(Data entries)
* start *
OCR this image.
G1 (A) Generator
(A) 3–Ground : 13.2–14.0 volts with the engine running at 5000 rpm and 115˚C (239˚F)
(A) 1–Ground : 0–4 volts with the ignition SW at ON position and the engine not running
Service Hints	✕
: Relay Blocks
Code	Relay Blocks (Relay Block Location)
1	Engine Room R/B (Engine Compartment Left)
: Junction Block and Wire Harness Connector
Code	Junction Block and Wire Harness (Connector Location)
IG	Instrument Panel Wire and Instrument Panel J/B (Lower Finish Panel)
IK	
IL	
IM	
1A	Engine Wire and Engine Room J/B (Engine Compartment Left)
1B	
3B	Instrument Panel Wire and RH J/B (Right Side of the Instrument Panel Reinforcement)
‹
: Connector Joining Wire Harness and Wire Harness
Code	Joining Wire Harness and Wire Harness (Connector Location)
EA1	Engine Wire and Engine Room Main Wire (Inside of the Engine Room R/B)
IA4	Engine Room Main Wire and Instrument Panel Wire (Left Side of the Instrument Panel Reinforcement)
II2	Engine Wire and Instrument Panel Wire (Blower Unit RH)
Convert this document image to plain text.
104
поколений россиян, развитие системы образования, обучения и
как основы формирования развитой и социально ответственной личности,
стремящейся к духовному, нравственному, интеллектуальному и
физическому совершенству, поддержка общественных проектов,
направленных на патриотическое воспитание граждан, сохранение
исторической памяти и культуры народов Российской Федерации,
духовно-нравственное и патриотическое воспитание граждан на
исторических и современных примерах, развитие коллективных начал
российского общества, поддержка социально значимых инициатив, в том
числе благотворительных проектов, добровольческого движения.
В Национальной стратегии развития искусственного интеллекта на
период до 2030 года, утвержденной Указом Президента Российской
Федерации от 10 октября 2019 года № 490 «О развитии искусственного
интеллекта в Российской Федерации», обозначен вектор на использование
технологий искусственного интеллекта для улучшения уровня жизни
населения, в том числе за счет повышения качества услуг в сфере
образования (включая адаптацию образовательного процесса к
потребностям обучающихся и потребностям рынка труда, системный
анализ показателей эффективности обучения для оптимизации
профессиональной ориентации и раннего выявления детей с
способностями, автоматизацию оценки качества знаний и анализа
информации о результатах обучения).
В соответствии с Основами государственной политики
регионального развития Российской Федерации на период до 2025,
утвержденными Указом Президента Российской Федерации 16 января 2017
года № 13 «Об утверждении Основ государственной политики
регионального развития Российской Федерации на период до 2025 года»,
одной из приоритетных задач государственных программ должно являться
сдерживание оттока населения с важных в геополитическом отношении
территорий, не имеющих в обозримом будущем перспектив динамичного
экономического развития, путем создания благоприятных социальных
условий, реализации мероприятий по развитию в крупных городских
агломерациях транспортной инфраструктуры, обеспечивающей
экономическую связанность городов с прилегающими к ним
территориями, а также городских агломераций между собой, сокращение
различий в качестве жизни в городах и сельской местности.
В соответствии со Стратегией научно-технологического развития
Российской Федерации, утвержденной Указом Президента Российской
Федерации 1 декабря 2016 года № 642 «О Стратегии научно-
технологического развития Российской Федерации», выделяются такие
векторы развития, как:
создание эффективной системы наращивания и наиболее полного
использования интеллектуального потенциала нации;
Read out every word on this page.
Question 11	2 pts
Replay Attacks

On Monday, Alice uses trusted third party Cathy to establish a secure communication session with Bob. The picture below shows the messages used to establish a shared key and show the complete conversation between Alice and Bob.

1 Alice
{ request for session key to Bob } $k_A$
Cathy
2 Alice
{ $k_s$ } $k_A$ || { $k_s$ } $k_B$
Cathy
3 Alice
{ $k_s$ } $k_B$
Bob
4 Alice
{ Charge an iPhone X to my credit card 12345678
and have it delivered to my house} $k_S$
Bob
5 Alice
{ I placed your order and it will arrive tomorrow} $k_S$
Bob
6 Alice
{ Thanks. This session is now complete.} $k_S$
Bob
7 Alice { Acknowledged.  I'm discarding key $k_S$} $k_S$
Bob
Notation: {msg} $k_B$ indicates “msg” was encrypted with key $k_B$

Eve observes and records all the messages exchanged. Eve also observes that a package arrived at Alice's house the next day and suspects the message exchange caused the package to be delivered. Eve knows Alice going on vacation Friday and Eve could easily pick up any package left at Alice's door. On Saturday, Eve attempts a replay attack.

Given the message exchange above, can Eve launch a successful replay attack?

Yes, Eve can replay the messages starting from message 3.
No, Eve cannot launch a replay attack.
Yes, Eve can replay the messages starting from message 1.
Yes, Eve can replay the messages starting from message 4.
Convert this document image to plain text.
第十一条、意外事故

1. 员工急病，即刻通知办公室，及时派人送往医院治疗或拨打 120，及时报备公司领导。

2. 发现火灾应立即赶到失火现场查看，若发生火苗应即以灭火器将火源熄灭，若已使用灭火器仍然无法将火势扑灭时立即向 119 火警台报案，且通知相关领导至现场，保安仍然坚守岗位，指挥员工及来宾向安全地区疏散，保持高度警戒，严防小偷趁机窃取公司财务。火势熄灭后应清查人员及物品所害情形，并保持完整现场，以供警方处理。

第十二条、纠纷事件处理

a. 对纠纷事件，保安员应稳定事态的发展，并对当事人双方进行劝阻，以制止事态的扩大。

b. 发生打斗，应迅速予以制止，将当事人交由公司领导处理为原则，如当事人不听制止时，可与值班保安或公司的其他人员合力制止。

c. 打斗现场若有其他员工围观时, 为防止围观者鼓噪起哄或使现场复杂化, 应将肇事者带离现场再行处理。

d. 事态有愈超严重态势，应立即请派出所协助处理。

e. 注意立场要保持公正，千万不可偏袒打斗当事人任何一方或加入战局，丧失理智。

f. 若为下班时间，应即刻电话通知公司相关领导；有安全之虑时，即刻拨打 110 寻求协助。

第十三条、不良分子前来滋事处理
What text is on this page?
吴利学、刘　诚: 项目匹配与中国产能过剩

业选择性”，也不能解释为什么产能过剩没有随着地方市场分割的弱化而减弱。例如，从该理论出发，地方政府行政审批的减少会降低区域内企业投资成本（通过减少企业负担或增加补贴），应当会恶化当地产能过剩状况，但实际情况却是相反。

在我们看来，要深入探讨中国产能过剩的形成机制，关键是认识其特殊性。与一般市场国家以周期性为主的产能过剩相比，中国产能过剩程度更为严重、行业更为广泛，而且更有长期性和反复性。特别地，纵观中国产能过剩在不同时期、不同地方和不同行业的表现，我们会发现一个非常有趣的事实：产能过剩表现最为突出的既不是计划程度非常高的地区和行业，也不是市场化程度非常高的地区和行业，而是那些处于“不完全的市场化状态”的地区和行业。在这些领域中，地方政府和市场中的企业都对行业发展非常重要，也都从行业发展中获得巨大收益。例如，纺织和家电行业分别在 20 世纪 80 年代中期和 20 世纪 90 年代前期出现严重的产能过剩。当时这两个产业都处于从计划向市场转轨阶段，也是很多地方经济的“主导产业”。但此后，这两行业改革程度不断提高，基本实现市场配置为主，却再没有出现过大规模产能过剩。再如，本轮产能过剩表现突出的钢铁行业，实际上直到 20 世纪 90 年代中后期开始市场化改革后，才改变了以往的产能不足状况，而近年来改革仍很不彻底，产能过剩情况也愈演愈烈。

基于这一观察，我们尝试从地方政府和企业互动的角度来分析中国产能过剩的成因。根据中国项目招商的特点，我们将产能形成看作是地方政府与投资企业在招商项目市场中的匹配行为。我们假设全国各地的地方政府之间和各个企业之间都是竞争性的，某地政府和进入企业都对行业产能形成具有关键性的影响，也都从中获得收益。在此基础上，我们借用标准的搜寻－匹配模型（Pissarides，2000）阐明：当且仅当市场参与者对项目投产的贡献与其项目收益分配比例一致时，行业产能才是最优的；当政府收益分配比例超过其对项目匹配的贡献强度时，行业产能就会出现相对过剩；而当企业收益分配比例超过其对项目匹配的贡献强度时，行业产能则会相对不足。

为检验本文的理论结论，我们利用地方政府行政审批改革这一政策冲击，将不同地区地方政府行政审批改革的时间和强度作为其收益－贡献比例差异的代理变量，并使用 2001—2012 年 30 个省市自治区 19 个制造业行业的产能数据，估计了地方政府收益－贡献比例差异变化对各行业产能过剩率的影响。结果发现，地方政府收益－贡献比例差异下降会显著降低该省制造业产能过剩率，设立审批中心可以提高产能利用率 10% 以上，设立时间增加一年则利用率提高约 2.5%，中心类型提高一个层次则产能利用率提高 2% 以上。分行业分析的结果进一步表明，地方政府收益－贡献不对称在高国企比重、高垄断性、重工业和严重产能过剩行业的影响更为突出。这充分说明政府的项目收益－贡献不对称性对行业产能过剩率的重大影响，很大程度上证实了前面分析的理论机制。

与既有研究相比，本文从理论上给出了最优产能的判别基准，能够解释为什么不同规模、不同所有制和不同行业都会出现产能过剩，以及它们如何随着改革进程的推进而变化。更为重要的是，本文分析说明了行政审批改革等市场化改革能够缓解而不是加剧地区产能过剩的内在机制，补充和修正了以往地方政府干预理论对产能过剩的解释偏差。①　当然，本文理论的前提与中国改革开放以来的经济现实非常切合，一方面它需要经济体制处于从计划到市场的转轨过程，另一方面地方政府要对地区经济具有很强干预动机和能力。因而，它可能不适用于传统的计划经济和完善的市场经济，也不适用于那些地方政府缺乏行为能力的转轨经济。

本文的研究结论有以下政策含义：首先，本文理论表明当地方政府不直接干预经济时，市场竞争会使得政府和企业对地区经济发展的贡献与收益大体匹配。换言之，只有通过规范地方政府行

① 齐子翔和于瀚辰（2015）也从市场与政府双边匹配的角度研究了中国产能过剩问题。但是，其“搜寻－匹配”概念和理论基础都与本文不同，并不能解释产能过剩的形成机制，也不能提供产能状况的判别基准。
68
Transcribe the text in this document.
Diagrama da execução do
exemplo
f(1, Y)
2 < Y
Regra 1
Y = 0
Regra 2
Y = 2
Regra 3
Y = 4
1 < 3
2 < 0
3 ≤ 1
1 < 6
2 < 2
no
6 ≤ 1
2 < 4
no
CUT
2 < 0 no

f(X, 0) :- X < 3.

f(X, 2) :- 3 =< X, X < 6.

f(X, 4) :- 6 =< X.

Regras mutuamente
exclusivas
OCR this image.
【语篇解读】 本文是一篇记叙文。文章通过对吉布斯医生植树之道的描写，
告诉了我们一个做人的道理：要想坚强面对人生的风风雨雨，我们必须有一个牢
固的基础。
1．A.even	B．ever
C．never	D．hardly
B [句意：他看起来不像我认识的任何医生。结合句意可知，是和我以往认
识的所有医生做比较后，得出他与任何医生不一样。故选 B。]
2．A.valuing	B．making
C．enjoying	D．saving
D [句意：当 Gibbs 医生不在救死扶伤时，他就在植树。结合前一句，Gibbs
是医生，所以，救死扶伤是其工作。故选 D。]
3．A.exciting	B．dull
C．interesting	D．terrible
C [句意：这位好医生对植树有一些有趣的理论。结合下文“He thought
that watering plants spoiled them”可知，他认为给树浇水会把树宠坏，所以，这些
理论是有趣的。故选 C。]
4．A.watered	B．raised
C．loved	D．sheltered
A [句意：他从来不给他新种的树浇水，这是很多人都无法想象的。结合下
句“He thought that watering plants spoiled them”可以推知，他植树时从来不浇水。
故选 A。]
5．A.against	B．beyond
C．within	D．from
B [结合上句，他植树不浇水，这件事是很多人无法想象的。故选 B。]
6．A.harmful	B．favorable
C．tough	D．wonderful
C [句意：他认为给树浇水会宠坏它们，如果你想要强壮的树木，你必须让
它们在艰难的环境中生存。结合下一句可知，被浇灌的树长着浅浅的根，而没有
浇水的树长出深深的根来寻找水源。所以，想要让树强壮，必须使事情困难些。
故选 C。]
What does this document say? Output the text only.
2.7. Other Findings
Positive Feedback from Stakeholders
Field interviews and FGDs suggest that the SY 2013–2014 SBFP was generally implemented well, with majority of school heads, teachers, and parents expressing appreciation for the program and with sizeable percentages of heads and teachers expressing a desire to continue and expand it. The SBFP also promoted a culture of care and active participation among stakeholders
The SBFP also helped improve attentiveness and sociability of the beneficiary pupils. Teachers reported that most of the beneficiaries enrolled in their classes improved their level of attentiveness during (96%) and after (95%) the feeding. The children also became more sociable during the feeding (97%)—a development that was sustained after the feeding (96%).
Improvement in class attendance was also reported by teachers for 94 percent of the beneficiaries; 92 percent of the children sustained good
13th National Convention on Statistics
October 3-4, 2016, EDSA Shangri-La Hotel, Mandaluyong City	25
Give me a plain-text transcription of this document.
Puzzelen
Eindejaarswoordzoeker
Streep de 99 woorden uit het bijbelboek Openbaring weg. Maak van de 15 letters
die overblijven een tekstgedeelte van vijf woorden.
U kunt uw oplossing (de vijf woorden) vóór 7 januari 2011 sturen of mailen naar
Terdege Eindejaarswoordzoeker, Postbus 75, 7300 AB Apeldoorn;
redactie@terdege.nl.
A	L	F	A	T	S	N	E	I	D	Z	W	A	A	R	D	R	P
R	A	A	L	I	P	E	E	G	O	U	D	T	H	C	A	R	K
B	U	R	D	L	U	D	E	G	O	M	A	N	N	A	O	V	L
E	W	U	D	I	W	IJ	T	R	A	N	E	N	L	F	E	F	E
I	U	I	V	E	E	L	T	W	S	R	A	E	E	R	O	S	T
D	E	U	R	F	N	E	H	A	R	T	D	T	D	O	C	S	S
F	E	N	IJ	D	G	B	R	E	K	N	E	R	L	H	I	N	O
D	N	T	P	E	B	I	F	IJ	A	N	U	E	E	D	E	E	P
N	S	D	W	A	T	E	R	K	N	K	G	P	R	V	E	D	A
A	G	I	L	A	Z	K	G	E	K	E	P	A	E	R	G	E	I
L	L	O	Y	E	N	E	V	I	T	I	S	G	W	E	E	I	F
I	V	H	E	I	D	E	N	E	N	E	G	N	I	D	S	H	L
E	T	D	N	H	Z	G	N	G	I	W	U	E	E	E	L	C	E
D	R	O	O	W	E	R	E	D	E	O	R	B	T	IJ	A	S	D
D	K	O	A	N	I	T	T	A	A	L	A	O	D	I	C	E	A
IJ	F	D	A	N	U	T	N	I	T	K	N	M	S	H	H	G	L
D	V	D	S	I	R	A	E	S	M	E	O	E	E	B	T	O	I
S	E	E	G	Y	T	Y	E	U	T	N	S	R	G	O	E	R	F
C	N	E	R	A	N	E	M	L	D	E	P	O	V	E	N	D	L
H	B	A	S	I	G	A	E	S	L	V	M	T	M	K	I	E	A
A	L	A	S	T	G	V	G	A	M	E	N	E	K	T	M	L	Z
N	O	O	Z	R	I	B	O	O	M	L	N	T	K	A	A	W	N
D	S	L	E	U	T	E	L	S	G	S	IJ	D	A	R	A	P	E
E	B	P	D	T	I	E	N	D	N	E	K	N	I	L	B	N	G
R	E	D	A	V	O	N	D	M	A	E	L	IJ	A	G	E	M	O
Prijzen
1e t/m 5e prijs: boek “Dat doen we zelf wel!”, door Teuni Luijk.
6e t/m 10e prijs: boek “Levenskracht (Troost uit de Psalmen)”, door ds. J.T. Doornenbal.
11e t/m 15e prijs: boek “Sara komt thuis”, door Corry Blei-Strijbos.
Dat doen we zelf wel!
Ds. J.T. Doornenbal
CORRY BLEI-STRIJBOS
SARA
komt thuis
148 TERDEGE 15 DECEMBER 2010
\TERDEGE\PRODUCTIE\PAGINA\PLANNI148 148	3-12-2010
* end *
Read through the data and copy every line where "Instrument" shows up.

OUTPUT OF THE TASK
IG	Instrument Panel Wire and Instrument Panel J/B (Lower Finish Panel)
3B	Instrument Panel Wire and RH J/B (Right Side of the Instrument Panel Reinforcement)
IA4	Engine Room Main Wire and Instrument Panel Wire (Left Side of the Instrument Panel Reinforcement)
II2	Engine Wire and Instrument Panel Wire (Blower Unit RH)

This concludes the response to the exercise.